## Job
Will you give every entry again exactly as it stands?

## Dataset entries
==============================
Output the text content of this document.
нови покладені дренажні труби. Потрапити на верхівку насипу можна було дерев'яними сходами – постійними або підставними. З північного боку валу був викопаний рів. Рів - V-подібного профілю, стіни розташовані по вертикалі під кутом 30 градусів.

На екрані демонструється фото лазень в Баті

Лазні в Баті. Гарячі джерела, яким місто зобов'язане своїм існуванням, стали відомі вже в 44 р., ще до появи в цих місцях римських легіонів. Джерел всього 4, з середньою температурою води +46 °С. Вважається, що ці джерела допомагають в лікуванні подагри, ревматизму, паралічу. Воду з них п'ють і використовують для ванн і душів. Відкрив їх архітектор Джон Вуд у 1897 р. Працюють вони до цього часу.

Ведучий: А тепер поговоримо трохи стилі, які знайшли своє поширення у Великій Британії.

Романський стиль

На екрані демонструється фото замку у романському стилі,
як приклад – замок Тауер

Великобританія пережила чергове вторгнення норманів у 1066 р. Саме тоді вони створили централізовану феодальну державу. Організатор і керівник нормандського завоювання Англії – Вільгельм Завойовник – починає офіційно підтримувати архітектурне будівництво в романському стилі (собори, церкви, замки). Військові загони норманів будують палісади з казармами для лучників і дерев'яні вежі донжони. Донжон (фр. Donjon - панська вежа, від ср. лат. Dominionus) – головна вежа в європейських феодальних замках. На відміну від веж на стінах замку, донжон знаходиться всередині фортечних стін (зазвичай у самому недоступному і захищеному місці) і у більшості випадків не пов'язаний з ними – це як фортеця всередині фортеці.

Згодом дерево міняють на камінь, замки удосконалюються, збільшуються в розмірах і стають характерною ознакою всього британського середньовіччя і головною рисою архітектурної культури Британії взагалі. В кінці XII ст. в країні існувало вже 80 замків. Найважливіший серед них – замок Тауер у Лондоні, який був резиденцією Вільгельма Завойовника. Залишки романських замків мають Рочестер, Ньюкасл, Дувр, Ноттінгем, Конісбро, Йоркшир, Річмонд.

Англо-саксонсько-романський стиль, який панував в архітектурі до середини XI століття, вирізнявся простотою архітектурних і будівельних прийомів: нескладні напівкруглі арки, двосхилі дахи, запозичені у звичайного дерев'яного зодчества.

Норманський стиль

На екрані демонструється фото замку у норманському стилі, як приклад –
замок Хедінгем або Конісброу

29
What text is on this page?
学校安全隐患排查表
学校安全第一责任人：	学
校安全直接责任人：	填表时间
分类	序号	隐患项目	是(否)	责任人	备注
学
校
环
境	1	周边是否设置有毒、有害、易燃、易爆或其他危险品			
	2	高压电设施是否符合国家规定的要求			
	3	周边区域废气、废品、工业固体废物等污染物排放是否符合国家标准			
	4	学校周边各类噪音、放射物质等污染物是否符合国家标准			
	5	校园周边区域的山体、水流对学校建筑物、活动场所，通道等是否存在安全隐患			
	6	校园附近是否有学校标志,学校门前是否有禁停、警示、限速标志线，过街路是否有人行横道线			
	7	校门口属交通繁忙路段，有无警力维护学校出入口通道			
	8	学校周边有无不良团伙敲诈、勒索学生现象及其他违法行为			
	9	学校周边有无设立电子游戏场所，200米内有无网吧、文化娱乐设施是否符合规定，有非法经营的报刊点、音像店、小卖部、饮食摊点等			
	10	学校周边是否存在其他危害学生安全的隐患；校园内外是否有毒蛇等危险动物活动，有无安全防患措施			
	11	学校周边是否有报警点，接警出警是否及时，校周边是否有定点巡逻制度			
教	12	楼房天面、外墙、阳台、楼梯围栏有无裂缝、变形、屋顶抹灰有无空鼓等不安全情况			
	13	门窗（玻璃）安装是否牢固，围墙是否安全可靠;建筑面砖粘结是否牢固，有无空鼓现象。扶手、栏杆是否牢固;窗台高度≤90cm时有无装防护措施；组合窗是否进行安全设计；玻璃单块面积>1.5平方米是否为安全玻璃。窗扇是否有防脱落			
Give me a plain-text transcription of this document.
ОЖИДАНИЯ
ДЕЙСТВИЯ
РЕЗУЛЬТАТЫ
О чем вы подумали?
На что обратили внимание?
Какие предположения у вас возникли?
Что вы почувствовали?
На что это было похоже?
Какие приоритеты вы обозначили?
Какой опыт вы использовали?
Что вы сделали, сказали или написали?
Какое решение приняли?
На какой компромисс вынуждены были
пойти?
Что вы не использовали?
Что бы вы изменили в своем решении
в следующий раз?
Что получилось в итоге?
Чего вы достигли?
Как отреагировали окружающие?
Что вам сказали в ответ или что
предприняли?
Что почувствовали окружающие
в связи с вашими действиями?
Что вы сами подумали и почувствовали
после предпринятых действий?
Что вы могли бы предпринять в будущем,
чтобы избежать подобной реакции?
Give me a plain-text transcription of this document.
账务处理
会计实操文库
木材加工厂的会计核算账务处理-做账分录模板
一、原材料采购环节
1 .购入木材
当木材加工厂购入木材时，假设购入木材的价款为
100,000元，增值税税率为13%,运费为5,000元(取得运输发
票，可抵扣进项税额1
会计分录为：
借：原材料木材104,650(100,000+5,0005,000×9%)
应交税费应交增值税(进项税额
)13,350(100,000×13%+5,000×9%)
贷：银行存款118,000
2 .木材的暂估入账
==============================
## Solution to the exercise
Output the text content of this document.
нови покладені дренажні труби. Потрапити на верхівку насипу можна було дерев'яними сходами – постійними або підставними. З північного боку валу був викопаний рів. Рів - V-подібного профілю, стіни розташовані по вертикалі під кутом 30 градусів.

На екрані демонструється фото лазень в Баті

Лазні в Баті. Гарячі джерела, яким місто зобов'язане своїм існуванням, стали відомі вже в 44 р., ще до появи в цих місцях римських легіонів. Джерел всього 4, з середньою температурою води +46 °С. Вважається, що ці джерела допомагають в лікуванні подагри, ревматизму, паралічу. Воду з них п'ють і використовують для ванн і душів. Відкрив їх архітектор Джон Вуд у 1897 р. Працюють вони до цього часу.

Ведучий: А тепер поговоримо трохи стилі, які знайшли своє поширення у Великій Британії.

Романський стиль

На екрані демонструється фото замку у романському стилі,
як приклад – замок Тауер

Великобританія пережила чергове вторгнення норманів у 1066 р. Саме тоді вони створили централізовану феодальну державу. Організатор і керівник нормандського завоювання Англії – Вільгельм Завойовник – починає офіційно підтримувати архітектурне будівництво в романському стилі (собори, церкви, замки). Військові загони норманів будують палісади з казармами для лучників і дерев'яні вежі донжони. Донжон (фр. Donjon - панська вежа, від ср. лат. Dominionus) – головна вежа в європейських феодальних замках. На відміну від веж на стінах замку, донжон знаходиться всередині фортечних стін (зазвичай у самому недоступному і захищеному місці) і у більшості випадків не пов'язаний з ними – це як фортеця всередині фортеці.

Згодом дерево міняють на камінь, замки удосконалюються, збільшуються в розмірах і стають характерною ознакою всього британського середньовіччя і головною рисою архітектурної культури Британії взагалі. В кінці XII ст. в країні існувало вже 80 замків. Найважливіший серед них – замок Тауер у Лондоні, який був резиденцією Вільгельма Завойовника. Залишки романських замків мають Рочестер, Ньюкасл, Дувр, Ноттінгем, Конісбро, Йоркшир, Річмонд.

Англо-саксонсько-романський стиль, який панував в архітектурі до середини XI століття, вирізнявся простотою архітектурних і будівельних прийомів: нескладні напівкруглі арки, двосхилі дахи, запозичені у звичайного дерев'яного зодчества.

Норманський стиль

На екрані демонструється фото замку у норманському стилі, як приклад –
замок Хедінгем або Конісброу

29
What text is on this page?
学校安全隐患排查表
学校安全第一责任人：	学
校安全直接责任人：	填表时间
分类	序号	隐患项目	是(否)	责任人	备注
学
校
环
境	1	周边是否设置有毒、有害、易燃、易爆或其他危险品			
	2	高压电设施是否符合国家规定的要求			
	3	周边区域废气、废品、工业固体废物等污染物排放是否符合国家标准			
	4	学校周边各类噪音、放射物质等污染物是否符合国家标准			
	5	校园周边区域的山体、水流对学校建筑物、活动场所，通道等是否存在安全隐患			
	6	校园附近是否有学校标志,学校门前是否有禁停、警示、限速标志线，过街路是否有人行横道线			
	7	校门口属交通繁忙路段，有无警力维护学校出入口通道			
	8	学校周边有无不良团伙敲诈、勒索学生现象及其他违法行为			
	9	学校周边有无设立电子游戏场所，200米内有无网吧、文化娱乐设施是否符合规定，有非法经营的报刊点、音像店、小卖部、饮食摊点等			
	10	学校周边是否存在其他危害学生安全的隐患；校园内外是否有毒蛇等危险动物活动，有无安全防患措施			
	11	学校周边是否有报警点，接警出警是否及时，校周边是否有定点巡逻制度			
教	12	楼房天面、外墙、阳台、楼梯围栏有无裂缝、变形、屋顶抹灰有无空鼓等不安全情况			
	13	门窗（玻璃）安装是否牢固，围墙是否安全可靠;建筑面砖粘结是否牢固，有无空鼓现象。扶手、栏杆是否牢固;窗台高度≤90cm时有无装防护措施；组合窗是否进行安全设计；玻璃单块面积>1.5平方米是否为安全玻璃。窗扇是否有防脱落			
Give me a plain-text transcription of this document.
ОЖИДАНИЯ
ДЕЙСТВИЯ
РЕЗУЛЬТАТЫ
О чем вы подумали?
На что обратили внимание?
Какие предположения у вас возникли?
Что вы почувствовали?
На что это было похоже?
Какие приоритеты вы обозначили?
Какой опыт вы использовали?
Что вы сделали, сказали или написали?
Какое решение приняли?
На какой компромисс вынуждены были
пойти?
Что вы не использовали?
Что бы вы изменили в своем решении
в следующий раз?
Что получилось в итоге?
Чего вы достигли?
Как отреагировали окружающие?
Что вам сказали в ответ или что
предприняли?
Что почувствовали окружающие
в связи с вашими действиями?
Что вы сами подумали и почувствовали
после предпринятых действий?
Что вы могли бы предпринять в будущем,
чтобы избежать подобной реакции?
Give me a plain-text transcription of this document.
账务处理
会计实操文库
木材加工厂的会计核算账务处理-做账分录模板
一、原材料采购环节
1 .购入木材
当木材加工厂购入木材时，假设购入木材的价款为
100,000元，增值税税率为13%,运费为5,000元(取得运输发
票，可抵扣进项税额1
会计分录为：
借：原材料木材104,650(100,000+5,0005,000×9%)
应交税费应交增值税(进项税额
)13,350(100,000×13%+5,000×9%)
贷：银行存款118,000
2 .木材的暂估入账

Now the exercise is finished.